+++ Exercise input
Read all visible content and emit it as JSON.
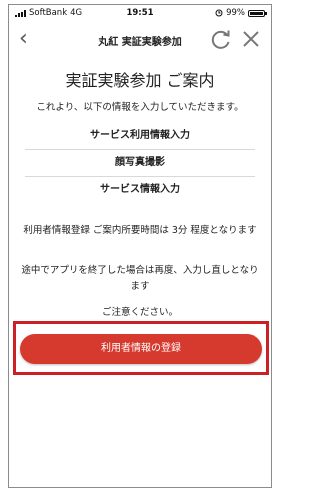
{
  "status": {
    "carrier": "SoftBank",
    "network": "4G",
    "time": "19:51",
    "battery": "99%",
    "battery_level": 0.99
  },
  "nav": {
    "back_icon": "chevron-left-icon",
    "title": "丸紅 実証実験参加",
    "reload_icon": "reload-icon",
    "close_icon": "close-icon"
  },
  "main": {
    "heading": "実証実験参加 ご案内",
    "intro": "これより、以下の情報を入力していただきます。",
    "items": [
      {
        "label": "サービス利用情報入力"
      },
      {
        "label": "顔写真撮影"
      },
      {
        "label": "サービス情報入力"
      }
    ],
    "time_note": "利用者情報登録 ご案内所要時間は 3分 程度となります",
    "resume_note": "途中でアプリを終了した場合は再度、入力し直しとなります",
    "caution": "ご注意ください。",
    "register_button": "利用者情報の登録"
  },
  "colors": {
    "accent": "#d63a2f",
    "outline": "#cc2027"
  }
}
++++++
Your copy should match the entries exactly, minus the pictures.

Read all visible content and emit it as JSON.
{
  "status": {
    "carrier": "SoftBank",
    "network": "4G",
    "time": "19:51",
    "battery": "99%",
    "battery_level": 0.99
  },
  "nav": {
    "back_icon": "chevron-left-icon",
    "title": "丸紅 実証実験参加",
    "reload_icon": "reload-icon",
    "close_icon": "close-icon"
  },
  "main": {
    "heading": "実証実験参加 ご案内",
    "intro": "これより、以下の情報を入力していただきます。",
    "items": [
      {
        "label": "サービス利用情報入力"
      },
      {
        "label": "顔写真撮影"
      },
      {
        "label": "サービス情報入力"
      }
    ],
    "time_note": "利用者情報登録 ご案内所要時間は 3分 程度となります",
    "resume_note": "途中でアプリを終了した場合は再度、入力し直しとなります",
    "caution": "ご注意ください。",
    "register_button": "利用者情報の登録"
  },
  "colors": {
    "accent": "#d63a2f",
    "outline": "#cc2027"
  }
}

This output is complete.